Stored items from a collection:
++++
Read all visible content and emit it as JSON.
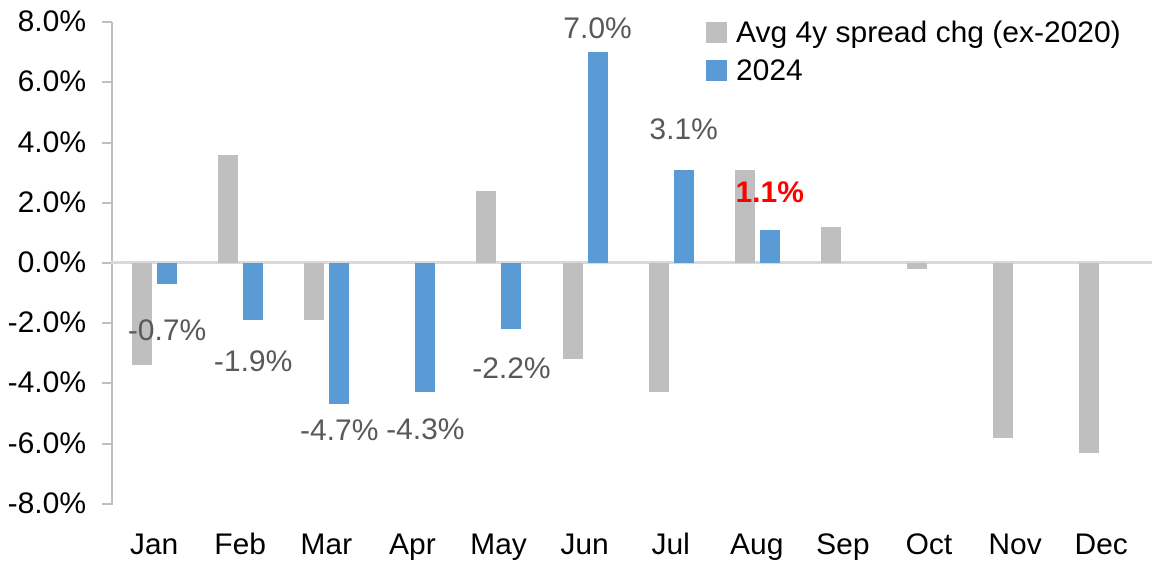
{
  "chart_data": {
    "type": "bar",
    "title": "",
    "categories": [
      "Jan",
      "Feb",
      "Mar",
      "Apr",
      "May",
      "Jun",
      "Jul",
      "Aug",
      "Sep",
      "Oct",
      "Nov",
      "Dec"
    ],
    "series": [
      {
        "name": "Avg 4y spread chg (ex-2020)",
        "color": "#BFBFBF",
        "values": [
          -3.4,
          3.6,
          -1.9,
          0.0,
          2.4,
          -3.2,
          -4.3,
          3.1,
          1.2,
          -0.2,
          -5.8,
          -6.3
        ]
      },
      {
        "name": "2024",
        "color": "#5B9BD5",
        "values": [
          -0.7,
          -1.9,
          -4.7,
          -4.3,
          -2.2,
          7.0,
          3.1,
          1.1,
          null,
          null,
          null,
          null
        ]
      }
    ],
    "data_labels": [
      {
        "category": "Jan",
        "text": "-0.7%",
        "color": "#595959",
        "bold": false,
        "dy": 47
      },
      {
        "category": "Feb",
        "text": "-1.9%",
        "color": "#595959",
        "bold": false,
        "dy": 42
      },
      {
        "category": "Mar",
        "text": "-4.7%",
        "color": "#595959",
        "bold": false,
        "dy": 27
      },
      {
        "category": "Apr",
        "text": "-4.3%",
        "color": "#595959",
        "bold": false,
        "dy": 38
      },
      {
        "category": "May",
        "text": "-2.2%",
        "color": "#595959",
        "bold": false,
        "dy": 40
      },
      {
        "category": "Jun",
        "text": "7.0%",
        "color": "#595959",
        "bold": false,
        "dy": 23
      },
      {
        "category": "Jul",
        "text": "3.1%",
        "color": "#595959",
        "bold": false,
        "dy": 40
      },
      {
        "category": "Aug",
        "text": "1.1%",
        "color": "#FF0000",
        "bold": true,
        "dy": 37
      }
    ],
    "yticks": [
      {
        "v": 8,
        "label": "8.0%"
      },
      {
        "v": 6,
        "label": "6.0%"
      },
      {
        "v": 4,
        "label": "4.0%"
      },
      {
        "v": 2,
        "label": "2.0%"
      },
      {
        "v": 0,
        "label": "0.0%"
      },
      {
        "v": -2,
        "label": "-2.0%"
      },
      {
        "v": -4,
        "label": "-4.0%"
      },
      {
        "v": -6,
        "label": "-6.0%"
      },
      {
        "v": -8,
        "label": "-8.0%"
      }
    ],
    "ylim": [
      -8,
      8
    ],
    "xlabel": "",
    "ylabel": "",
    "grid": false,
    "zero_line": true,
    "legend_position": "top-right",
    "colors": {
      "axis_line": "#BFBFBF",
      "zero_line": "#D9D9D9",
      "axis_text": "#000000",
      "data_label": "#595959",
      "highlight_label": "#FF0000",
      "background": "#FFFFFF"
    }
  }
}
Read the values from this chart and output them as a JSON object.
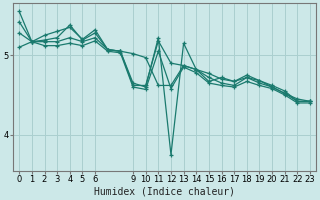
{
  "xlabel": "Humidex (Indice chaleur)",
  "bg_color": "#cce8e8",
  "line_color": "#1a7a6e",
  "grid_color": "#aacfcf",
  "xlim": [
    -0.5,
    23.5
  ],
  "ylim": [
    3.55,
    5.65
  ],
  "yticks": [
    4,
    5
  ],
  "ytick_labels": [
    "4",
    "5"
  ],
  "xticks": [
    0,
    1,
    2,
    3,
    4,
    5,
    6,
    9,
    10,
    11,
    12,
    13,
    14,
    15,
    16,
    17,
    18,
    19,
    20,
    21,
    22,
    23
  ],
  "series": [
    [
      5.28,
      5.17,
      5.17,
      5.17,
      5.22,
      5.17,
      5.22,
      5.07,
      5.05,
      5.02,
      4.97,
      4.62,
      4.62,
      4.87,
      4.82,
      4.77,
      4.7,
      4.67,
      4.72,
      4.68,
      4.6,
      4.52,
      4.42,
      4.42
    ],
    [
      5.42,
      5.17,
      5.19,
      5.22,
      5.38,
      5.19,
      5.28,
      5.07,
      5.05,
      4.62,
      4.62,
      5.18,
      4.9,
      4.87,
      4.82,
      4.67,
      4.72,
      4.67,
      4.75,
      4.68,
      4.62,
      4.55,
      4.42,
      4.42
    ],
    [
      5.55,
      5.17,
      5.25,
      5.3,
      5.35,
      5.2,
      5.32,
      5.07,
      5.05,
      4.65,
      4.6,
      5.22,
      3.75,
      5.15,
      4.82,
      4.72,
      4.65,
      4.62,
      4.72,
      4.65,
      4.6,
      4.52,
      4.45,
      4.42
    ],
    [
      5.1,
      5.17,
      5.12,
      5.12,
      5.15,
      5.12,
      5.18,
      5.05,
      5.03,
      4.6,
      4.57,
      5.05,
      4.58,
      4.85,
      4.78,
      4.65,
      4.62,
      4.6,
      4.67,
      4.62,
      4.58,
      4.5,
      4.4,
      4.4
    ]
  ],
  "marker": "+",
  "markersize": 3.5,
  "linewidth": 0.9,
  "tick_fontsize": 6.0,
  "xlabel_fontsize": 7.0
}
++++
• _What the task asks_:
Quote the material word for word, dropping any images it holds.

• _Answer below_:
Read all visible content and emit it as JSON.
{
  "chart_data": {
    "type": "bar",
    "title": "",
    "categories": [
      "Jan",
      "Feb",
      "Mar",
      "Apr",
      "May",
      "Jun",
      "Jul",
      "Aug",
      "Sep",
      "Oct",
      "Nov",
      "Dec"
    ],
    "series": [
      {
        "name": "Avg 4y spread chg (ex-2020)",
        "color": "#BFBFBF",
        "values": [
          -3.4,
          3.6,
          -1.9,
          0.0,
          2.4,
          -3.2,
          -4.3,
          3.1,
          1.2,
          -0.2,
          -5.8,
          -6.3
        ]
      },
      {
        "name": "2024",
        "color": "#5B9BD5",
        "values": [
          -0.7,
          -1.9,
          -4.7,
          -4.3,
          -2.2,
          7.0,
          3.1,
          1.1,
          null,
          null,
          null,
          null
        ]
      }
    ],
    "data_labels": [
      {
        "category": "Jan",
        "text": "-0.7%",
        "color": "#595959",
        "bold": false,
        "dy": 47
      },
      {
        "category": "Feb",
        "text": "-1.9%",
        "color": "#595959",
        "bold": false,
        "dy": 42
      },
      {
        "category": "Mar",
        "text": "-4.7%",
        "color": "#595959",
        "bold": false,
        "dy": 27
      },
      {
        "category": "Apr",
        "text": "-4.3%",
        "color": "#595959",
        "bold": false,
        "dy": 38
      },
      {
        "category": "May",
        "text": "-2.2%",
        "color": "#595959",
        "bold": false,
        "dy": 40
      },
      {
        "category": "Jun",
        "text": "7.0%",
        "color": "#595959",
        "bold": false,
        "dy": 23
      },
      {
        "category": "Jul",
        "text": "3.1%",
        "color": "#595959",
        "bold": false,
        "dy": 40
      },
      {
        "category": "Aug",
        "text": "1.1%",
        "color": "#FF0000",
        "bold": true,
        "dy": 37
      }
    ],
    "yticks": [
      {
        "v": 8,
        "label": "8.0%"
      },
      {
        "v": 6,
        "label": "6.0%"
      },
      {
        "v": 4,
        "label": "4.0%"
      },
      {
        "v": 2,
        "label": "2.0%"
      },
      {
        "v": 0,
        "label": "0.0%"
      },
      {
        "v": -2,
        "label": "-2.0%"
      },
      {
        "v": -4,
        "label": "-4.0%"
      },
      {
        "v": -6,
        "label": "-6.0%"
      },
      {
        "v": -8,
        "label": "-8.0%"
      }
    ],
    "ylim": [
      -8,
      8
    ],
    "xlabel": "",
    "ylabel": "",
    "grid": false,
    "zero_line": true,
    "legend_position": "top-right",
    "colors": {
      "axis_line": "#BFBFBF",
      "zero_line": "#D9D9D9",
      "axis_text": "#000000",
      "data_label": "#595959",
      "highlight_label": "#FF0000",
      "background": "#FFFFFF"
    }
  }
}
Read the values from this chart and output them as a JSON object.
{
  "xlabel": "Humidex (Indice chaleur)",
  "bg_color": "#cce8e8",
  "line_color": "#1a7a6e",
  "grid_color": "#aacfcf",
  "xlim": [
    -0.5,
    23.5
  ],
  "ylim": [
    3.55,
    5.65
  ],
  "yticks": [
    4,
    5
  ],
  "ytick_labels": [
    "4",
    "5"
  ],
  "xticks": [
    0,
    1,
    2,
    3,
    4,
    5,
    6,
    9,
    10,
    11,
    12,
    13,
    14,
    15,
    16,
    17,
    18,
    19,
    20,
    21,
    22,
    23
  ],
  "series": [
    [
      5.28,
      5.17,
      5.17,
      5.17,
      5.22,
      5.17,
      5.22,
      5.07,
      5.05,
      5.02,
      4.97,
      4.62,
      4.62,
      4.87,
      4.82,
      4.77,
      4.7,
      4.67,
      4.72,
      4.68,
      4.6,
      4.52,
      4.42,
      4.42
    ],
    [
      5.42,
      5.17,
      5.19,
      5.22,
      5.38,
      5.19,
      5.28,
      5.07,
      5.05,
      4.62,
      4.62,
      5.18,
      4.9,
      4.87,
      4.82,
      4.67,
      4.72,
      4.67,
      4.75,
      4.68,
      4.62,
      4.55,
      4.42,
      4.42
    ],
    [
      5.55,
      5.17,
      5.25,
      5.3,
      5.35,
      5.2,
      5.32,
      5.07,
      5.05,
      4.65,
      4.6,
      5.22,
      3.75,
      5.15,
      4.82,
      4.72,
      4.65,
      4.62,
      4.72,
      4.65,
      4.6,
      4.52,
      4.45,
      4.42
    ],
    [
      5.1,
      5.17,
      5.12,
      5.12,
      5.15,
      5.12,
      5.18,
      5.05,
      5.03,
      4.6,
      4.57,
      5.05,
      4.58,
      4.85,
      4.78,
      4.65,
      4.62,
      4.6,
      4.67,
      4.62,
      4.58,
      4.5,
      4.4,
      4.4
    ]
  ],
  "marker": "+",
  "markersize": 3.5,
  "linewidth": 0.9,
  "tick_fontsize": 6.0,
  "xlabel_fontsize": 7.0
}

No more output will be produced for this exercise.